>> Start

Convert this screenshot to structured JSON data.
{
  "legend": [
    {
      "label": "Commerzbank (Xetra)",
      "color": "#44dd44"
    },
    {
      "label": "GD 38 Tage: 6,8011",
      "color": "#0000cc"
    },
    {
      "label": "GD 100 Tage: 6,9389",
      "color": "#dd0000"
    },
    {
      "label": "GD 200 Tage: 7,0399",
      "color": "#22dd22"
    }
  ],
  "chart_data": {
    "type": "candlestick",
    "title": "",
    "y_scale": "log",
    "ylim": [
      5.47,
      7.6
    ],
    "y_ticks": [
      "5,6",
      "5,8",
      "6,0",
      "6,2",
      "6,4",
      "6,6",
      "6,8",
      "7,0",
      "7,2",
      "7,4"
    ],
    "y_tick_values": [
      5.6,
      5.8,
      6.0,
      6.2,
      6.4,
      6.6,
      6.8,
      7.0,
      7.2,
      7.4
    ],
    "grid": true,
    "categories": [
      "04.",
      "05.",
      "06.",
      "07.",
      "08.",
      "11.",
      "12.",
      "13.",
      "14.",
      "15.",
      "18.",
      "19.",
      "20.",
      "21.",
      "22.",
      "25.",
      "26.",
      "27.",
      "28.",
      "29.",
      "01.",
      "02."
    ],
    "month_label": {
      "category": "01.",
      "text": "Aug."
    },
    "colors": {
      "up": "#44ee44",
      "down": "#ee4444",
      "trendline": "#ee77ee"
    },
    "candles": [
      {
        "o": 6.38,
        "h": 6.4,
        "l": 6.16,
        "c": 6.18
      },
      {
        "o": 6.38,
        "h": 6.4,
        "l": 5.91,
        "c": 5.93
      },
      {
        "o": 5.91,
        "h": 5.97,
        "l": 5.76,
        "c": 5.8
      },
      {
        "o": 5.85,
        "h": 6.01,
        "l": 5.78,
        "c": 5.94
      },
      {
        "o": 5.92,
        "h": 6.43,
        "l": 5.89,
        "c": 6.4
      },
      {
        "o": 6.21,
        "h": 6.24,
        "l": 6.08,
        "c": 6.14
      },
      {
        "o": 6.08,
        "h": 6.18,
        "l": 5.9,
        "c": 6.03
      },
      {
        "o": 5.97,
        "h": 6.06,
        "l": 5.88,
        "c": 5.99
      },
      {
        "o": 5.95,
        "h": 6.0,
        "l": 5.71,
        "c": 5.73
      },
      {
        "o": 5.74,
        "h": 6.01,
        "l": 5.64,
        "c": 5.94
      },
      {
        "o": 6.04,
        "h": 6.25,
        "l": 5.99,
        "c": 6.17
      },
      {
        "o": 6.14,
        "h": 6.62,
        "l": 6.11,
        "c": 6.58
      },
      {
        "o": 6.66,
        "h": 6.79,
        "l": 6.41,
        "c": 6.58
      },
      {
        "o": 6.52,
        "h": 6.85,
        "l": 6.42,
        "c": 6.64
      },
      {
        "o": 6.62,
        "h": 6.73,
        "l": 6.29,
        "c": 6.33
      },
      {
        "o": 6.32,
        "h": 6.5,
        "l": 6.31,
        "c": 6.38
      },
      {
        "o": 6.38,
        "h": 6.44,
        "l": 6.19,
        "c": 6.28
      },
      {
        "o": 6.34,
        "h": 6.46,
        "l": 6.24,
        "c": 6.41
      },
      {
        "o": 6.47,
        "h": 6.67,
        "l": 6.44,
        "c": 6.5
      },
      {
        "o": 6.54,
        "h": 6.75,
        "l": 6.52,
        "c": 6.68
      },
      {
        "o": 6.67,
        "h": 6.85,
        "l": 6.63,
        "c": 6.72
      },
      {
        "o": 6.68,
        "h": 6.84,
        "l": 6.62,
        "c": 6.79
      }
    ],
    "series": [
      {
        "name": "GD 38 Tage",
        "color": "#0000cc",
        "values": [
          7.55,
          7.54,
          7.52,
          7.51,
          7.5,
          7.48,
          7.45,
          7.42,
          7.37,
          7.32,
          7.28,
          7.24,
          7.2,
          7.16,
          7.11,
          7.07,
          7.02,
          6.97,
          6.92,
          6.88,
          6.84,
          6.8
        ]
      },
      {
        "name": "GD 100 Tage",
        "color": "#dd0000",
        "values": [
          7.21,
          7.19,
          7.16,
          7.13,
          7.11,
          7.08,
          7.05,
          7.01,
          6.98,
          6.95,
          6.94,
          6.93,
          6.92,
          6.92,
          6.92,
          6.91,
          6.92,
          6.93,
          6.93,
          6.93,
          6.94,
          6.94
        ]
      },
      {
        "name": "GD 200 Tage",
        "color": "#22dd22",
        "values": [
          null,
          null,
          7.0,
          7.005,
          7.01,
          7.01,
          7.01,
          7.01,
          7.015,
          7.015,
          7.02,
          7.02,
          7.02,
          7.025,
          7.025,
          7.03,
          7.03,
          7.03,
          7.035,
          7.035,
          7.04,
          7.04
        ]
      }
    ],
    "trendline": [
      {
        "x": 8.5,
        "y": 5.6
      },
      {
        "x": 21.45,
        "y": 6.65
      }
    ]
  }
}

>> End

* **Task instructions**: Gather, from the listing above, every line carrying the word "Tage".

* **Result below**:
      "label": "GD 38 Tage: 6,8011",
      "label": "GD 100 Tage: 6,9389",
      "label": "GD 200 Tage: 7,0399",
        "name": "GD 38 Tage",
        "name": "GD 100 Tage",
        "name": "GD 200 Tage",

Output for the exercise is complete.